DATA >>
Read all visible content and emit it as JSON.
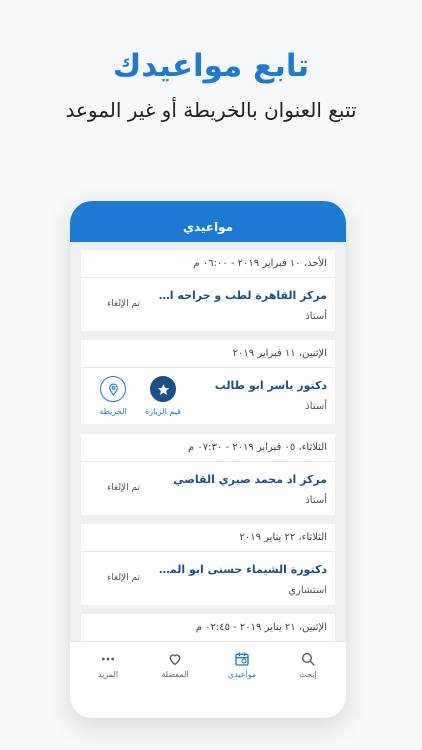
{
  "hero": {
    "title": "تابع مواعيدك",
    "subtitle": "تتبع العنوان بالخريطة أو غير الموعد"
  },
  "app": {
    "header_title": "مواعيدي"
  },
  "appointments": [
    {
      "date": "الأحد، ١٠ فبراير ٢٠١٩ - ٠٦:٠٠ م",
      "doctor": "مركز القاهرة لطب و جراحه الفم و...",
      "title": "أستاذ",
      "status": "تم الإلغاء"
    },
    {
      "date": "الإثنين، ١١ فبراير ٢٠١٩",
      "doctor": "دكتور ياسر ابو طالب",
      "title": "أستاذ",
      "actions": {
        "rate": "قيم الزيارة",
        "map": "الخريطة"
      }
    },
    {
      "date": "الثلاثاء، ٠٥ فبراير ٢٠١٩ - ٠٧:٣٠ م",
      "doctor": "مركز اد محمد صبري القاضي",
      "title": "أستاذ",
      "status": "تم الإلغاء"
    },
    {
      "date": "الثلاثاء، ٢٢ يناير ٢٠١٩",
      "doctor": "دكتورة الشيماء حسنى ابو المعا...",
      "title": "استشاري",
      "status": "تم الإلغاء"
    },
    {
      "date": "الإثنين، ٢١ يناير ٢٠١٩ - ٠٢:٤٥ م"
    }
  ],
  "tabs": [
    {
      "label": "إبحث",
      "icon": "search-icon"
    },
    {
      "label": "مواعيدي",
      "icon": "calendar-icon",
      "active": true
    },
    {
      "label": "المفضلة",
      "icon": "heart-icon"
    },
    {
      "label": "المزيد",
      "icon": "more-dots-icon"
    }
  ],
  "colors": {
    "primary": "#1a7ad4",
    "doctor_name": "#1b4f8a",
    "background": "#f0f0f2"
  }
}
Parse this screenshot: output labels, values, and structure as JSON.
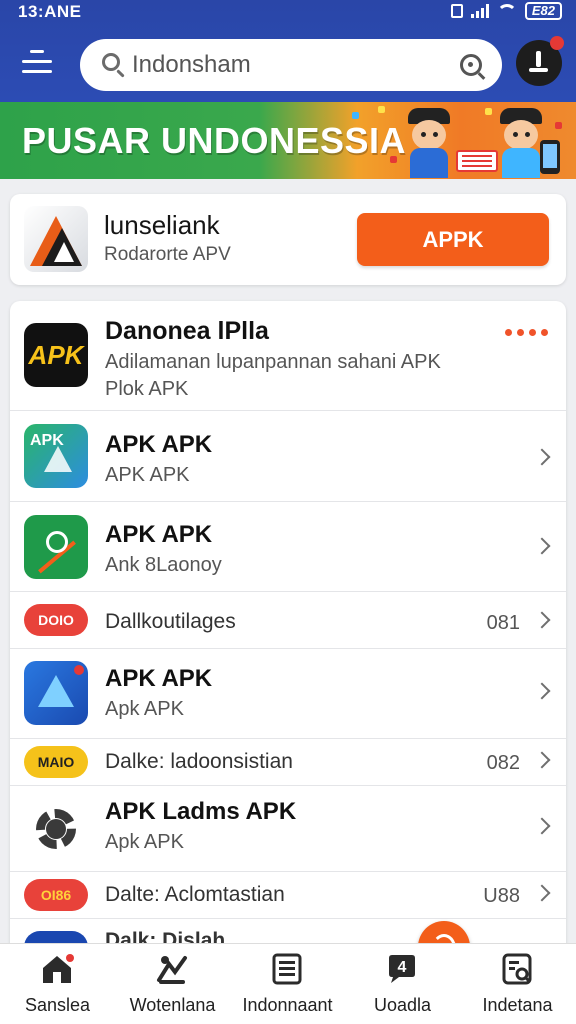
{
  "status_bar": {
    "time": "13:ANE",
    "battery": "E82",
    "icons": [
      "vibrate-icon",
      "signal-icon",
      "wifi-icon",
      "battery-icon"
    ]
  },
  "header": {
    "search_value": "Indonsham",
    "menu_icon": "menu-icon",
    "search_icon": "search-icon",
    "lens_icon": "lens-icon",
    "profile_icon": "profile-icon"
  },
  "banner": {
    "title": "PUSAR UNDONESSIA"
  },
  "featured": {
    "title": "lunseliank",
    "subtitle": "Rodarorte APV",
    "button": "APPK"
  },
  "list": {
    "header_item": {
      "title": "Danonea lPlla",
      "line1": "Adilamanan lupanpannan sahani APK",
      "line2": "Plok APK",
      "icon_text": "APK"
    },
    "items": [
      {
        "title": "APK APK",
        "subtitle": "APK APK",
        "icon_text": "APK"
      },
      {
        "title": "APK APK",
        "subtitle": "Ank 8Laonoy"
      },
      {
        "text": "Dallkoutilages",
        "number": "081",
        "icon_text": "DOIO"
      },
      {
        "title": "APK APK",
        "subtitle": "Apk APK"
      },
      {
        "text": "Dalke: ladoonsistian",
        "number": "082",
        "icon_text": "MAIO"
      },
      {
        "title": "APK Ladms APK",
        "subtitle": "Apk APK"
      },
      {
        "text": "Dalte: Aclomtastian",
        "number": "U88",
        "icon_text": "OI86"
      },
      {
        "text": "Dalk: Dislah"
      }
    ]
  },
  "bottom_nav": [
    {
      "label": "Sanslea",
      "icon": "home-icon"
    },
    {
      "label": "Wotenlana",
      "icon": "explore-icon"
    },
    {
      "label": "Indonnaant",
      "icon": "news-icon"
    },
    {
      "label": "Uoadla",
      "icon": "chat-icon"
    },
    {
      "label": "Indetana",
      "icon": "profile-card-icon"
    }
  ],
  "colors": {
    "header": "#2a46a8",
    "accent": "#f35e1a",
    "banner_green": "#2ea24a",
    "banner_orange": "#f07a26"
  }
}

...

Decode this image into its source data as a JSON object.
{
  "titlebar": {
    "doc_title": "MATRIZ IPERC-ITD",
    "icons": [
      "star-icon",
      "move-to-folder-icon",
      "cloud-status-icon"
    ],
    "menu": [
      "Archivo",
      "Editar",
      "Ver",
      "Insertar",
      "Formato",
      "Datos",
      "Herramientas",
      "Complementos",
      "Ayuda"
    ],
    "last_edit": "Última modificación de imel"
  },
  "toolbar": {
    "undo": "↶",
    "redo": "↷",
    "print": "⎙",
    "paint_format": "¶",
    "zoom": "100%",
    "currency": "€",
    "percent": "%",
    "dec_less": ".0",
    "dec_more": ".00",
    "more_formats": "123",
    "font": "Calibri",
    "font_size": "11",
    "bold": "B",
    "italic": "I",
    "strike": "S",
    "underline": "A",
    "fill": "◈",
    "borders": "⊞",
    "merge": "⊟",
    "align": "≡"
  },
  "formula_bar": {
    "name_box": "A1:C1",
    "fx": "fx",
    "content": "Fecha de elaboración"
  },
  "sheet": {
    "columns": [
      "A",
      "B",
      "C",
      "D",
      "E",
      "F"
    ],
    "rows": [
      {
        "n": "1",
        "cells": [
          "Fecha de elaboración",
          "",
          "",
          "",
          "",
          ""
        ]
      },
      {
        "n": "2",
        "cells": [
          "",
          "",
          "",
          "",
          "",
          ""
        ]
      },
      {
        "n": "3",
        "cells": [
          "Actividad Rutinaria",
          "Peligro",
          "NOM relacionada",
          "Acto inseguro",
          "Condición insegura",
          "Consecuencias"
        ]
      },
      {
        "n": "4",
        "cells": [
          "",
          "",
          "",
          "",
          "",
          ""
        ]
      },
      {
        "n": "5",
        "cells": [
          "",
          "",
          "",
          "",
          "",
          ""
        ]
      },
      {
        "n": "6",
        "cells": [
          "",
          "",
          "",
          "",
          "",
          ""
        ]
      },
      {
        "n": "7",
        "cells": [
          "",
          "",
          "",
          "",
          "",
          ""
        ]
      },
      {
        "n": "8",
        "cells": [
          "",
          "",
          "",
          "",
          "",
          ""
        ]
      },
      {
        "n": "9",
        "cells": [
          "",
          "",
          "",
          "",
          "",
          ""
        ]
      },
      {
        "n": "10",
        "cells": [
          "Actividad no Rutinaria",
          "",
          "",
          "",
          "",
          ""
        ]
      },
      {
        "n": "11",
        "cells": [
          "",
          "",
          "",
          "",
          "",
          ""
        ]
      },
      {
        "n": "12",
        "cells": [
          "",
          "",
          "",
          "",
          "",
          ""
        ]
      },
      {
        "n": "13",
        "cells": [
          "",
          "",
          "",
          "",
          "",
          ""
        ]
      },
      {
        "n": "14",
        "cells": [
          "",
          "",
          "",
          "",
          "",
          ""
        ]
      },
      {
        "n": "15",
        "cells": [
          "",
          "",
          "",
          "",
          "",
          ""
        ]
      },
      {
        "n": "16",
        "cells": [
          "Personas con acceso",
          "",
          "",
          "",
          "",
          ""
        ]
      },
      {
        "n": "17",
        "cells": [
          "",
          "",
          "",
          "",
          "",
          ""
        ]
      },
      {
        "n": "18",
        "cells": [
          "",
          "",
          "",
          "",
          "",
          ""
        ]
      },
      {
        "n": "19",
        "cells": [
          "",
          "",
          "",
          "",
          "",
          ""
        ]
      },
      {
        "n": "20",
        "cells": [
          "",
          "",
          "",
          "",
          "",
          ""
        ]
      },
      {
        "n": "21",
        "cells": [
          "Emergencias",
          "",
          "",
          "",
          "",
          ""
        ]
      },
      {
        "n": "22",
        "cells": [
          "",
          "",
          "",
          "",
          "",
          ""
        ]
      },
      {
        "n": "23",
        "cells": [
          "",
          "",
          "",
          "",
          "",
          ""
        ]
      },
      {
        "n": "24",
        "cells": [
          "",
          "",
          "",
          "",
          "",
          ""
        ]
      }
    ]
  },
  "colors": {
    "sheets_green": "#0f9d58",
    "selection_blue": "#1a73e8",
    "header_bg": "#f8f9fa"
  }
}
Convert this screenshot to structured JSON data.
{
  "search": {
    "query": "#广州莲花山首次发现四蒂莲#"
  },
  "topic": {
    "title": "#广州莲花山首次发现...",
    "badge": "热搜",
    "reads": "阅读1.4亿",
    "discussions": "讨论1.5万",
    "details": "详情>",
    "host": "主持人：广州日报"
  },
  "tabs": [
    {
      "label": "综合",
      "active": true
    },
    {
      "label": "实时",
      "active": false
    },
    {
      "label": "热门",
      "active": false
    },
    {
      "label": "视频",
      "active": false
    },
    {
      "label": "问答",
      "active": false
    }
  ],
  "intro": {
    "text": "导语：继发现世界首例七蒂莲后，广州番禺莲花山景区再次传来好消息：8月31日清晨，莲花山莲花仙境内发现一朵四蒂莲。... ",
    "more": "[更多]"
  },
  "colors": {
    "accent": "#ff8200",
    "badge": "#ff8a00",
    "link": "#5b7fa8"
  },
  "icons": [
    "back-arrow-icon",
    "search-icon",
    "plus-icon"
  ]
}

PROBLEM REQUIREMENTS >> In the listing, find every line with the word "Actividad" and state how many there are, nothing more.

RESULT OF THE TASK >> 2